-- begin --
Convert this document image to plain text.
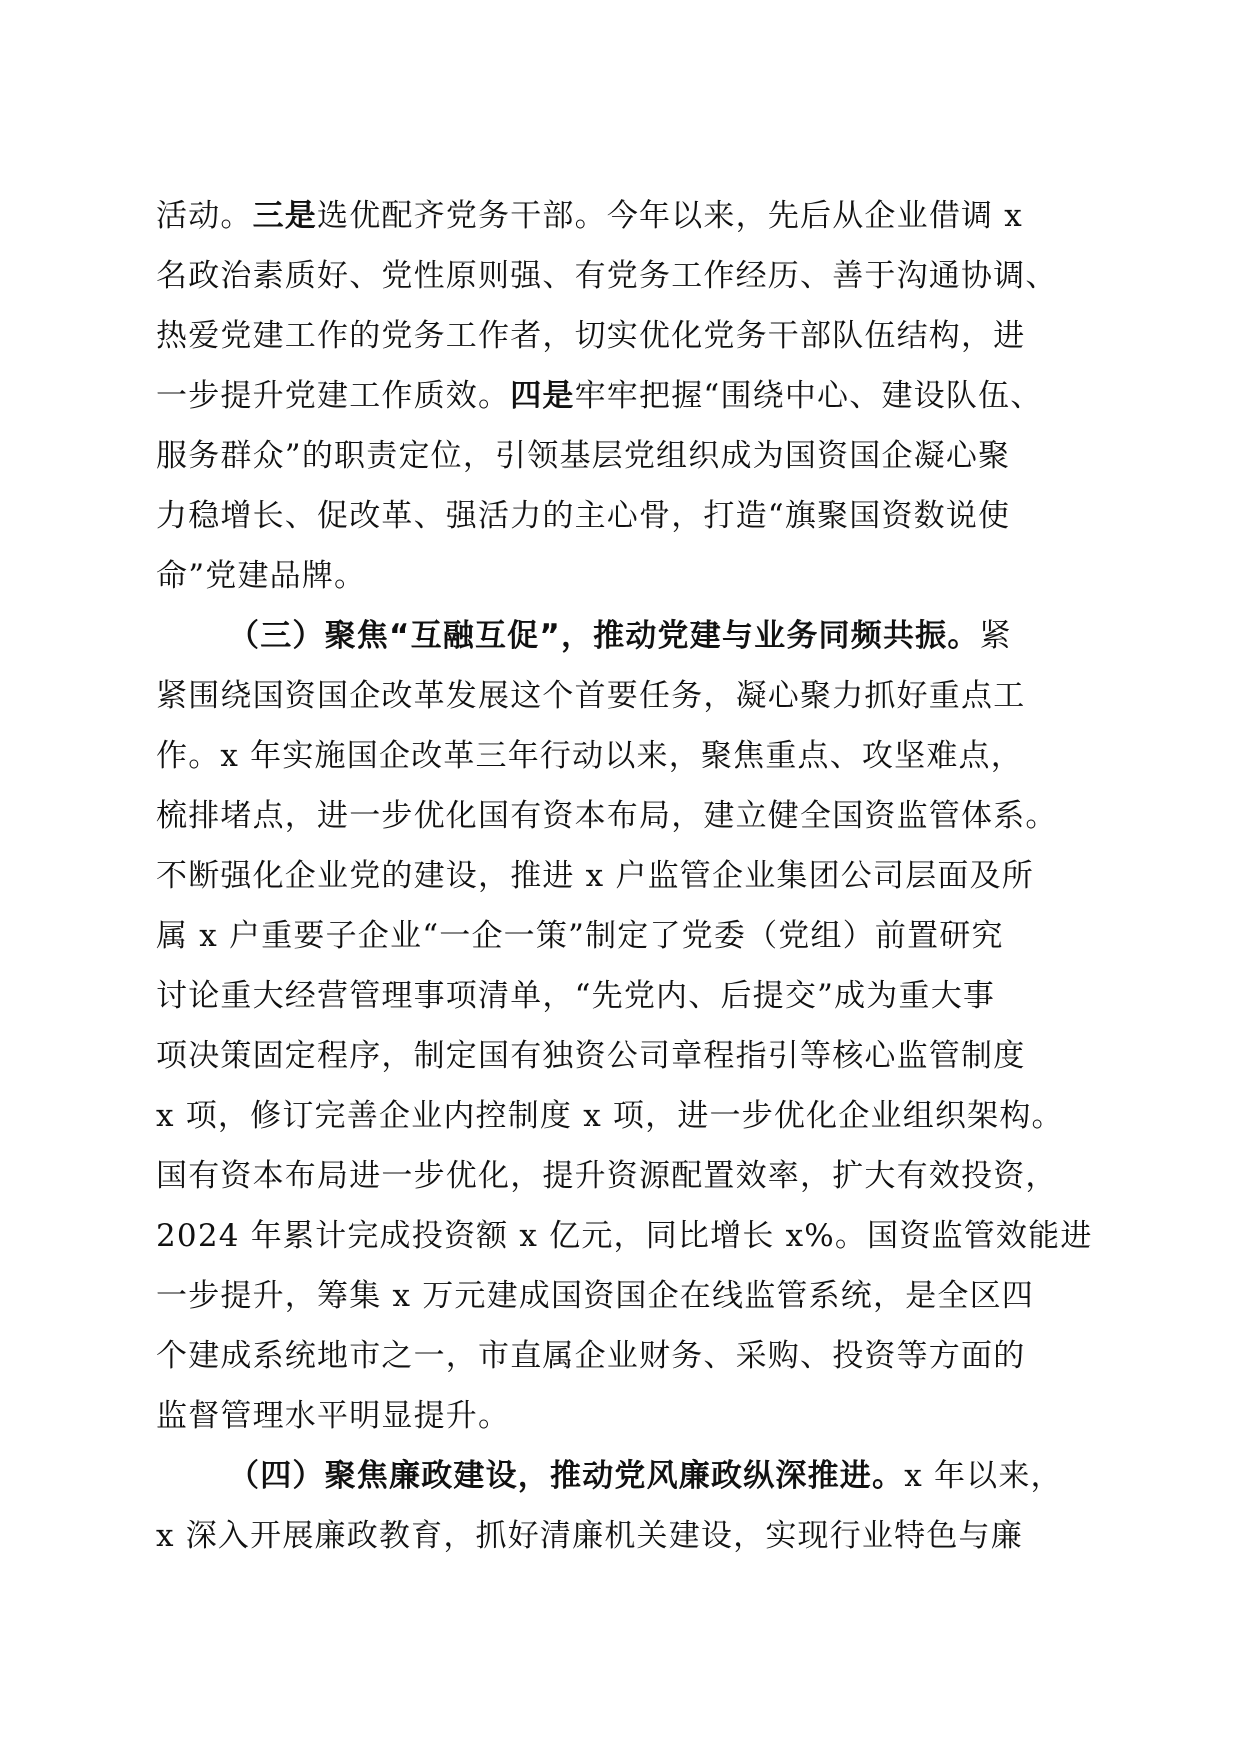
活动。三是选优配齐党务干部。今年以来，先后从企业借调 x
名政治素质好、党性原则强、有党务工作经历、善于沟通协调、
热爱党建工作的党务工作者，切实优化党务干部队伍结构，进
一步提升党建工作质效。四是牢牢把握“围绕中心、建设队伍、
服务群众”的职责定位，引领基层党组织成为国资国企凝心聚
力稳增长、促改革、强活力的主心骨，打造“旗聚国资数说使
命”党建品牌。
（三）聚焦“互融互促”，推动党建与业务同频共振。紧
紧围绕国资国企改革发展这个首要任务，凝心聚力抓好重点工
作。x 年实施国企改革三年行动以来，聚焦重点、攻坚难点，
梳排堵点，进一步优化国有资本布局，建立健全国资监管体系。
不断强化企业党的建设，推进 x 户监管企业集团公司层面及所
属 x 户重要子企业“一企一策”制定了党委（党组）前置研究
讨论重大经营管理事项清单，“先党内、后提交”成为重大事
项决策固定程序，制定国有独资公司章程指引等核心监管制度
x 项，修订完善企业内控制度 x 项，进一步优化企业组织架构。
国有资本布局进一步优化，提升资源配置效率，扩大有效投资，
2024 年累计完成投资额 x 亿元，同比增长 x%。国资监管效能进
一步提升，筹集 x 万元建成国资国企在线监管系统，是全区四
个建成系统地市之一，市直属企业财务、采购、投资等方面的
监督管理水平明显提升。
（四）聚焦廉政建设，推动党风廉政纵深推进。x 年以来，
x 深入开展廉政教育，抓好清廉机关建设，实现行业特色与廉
-- end --
-- begin --
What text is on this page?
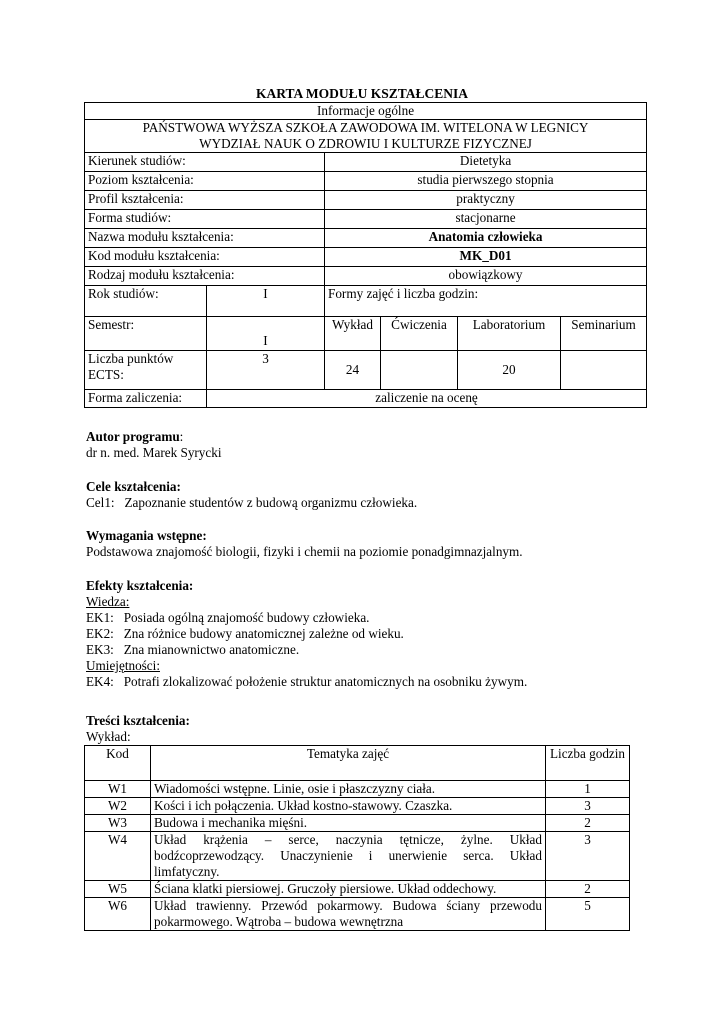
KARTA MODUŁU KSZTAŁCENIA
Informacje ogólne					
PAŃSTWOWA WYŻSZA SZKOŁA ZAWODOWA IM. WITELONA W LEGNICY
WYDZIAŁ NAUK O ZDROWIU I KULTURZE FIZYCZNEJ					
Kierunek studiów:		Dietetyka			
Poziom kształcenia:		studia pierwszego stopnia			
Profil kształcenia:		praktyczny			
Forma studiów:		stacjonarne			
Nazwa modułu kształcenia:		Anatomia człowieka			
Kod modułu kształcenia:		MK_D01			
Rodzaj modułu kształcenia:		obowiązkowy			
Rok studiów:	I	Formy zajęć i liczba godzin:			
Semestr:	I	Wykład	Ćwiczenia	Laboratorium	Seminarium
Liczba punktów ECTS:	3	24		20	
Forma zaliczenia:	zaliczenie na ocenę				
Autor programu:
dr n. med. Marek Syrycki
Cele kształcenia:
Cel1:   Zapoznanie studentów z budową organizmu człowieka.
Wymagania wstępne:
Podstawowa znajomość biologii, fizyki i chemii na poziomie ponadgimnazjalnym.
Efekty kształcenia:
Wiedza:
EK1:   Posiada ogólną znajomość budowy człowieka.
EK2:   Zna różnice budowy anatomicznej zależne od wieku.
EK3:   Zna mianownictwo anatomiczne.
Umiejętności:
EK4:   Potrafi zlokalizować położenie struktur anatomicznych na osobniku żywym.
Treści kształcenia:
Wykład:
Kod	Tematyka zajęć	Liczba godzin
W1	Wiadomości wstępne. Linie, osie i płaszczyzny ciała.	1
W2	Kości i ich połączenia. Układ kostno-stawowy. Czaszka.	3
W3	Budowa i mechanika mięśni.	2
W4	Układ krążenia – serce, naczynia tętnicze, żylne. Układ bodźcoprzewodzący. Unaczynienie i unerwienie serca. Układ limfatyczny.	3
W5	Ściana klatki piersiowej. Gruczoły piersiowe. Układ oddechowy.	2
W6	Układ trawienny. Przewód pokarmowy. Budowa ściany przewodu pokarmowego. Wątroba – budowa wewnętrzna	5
-- end --
Your task is to collect every line above that contains the word "this".

Response to the exercise:
Convert this document image to plain text.
What text is on this page?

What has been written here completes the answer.